### TASK DESCRIPTION
Images must not appear in your copy; reproduce every other part of the records exactly.
── STORED RECORDS
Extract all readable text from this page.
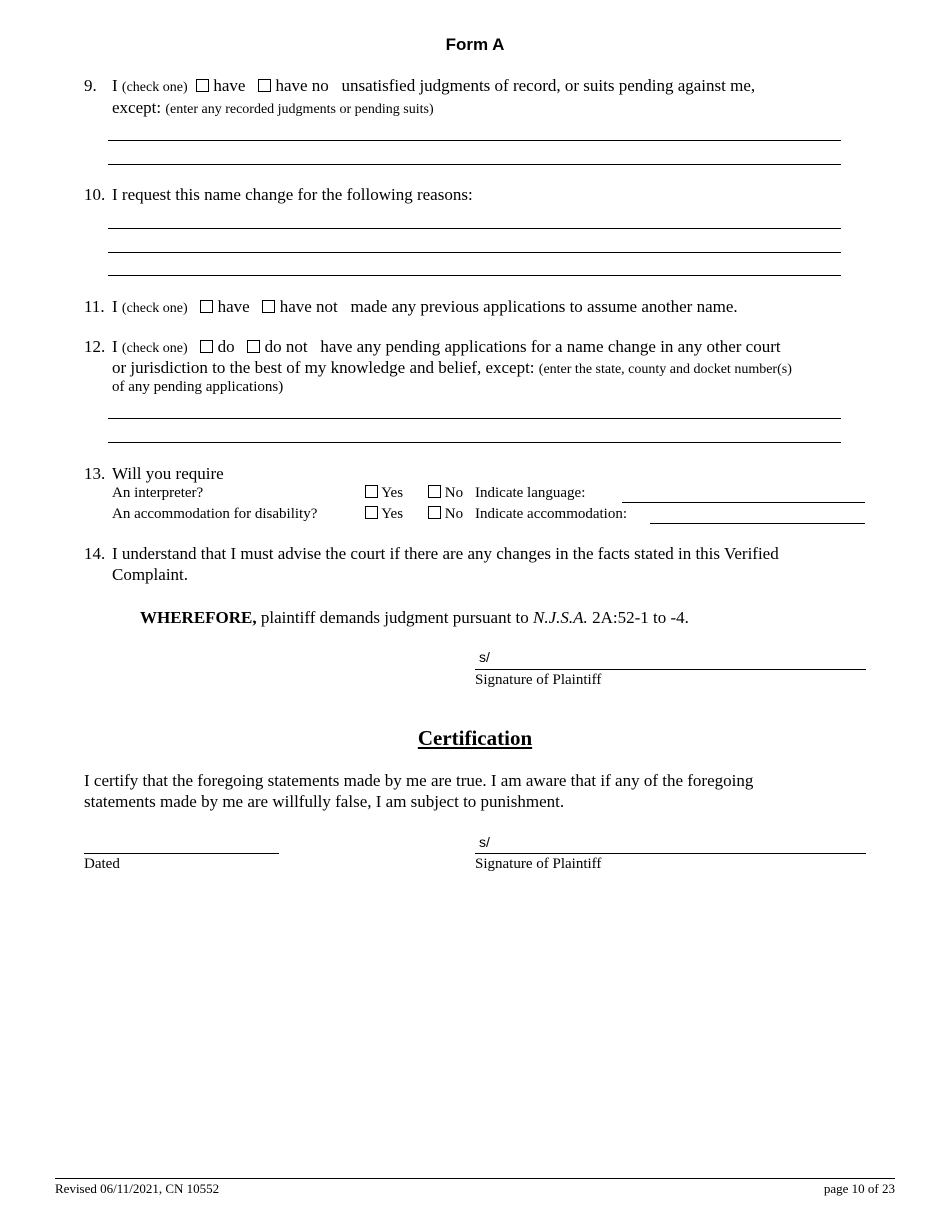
Form A
9. I (check one) have have no unsatisfied judgments of record, or suits pending against me,
except: (enter any recorded judgments or pending suits)
10. I request this name change for the following reasons:
11. I (check one) have have not made any previous applications to assume another name.
12. I (check one) do do not have any pending applications for a name change in any other court
or jurisdiction to the best of my knowledge and belief, except: (enter the state, county and docket number(s)
of any pending applications)
13. Will you require
An interpreter?	Yes	No Indicate language:
An accommodation for disability?	Yes	No Indicate accommodation:
14. I understand that I must advise the court if there are any changes in the facts stated in this Verified
Complaint.
WHEREFORE, plaintiff demands judgment pursuant to N.J.S.A. 2A:52-1 to -4.
s/
Signature of Plaintiff
Certification
I certify that the foregoing statements made by me are true. I am aware that if any of the foregoing
statements made by me are willfully false, I am subject to punishment.
Dated
s/
Signature of Plaintiff
Revised 06/11/2021, CN 10552	page 10 of 23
────
### SOLUTION TO THIS EXERCISE
Extract all readable text from this page.
Form A
9. I (check one) have have no unsatisfied judgments of record, or suits pending against me,
except: (enter any recorded judgments or pending suits)
10. I request this name change for the following reasons:
11. I (check one) have have not made any previous applications to assume another name.
12. I (check one) do do not have any pending applications for a name change in any other court
or jurisdiction to the best of my knowledge and belief, except: (enter the state, county and docket number(s)
of any pending applications)
13. Will you require
An interpreter?	Yes	No Indicate language:
An accommodation for disability?	Yes	No Indicate accommodation:
14. I understand that I must advise the court if there are any changes in the facts stated in this Verified
Complaint.
WHEREFORE, plaintiff demands judgment pursuant to N.J.S.A. 2A:52-1 to -4.
s/
Signature of Plaintiff
Certification
I certify that the foregoing statements made by me are true. I am aware that if any of the foregoing
statements made by me are willfully false, I am subject to punishment.
Dated
s/
Signature of Plaintiff
Revised 06/11/2021, CN 10552	page 10 of 23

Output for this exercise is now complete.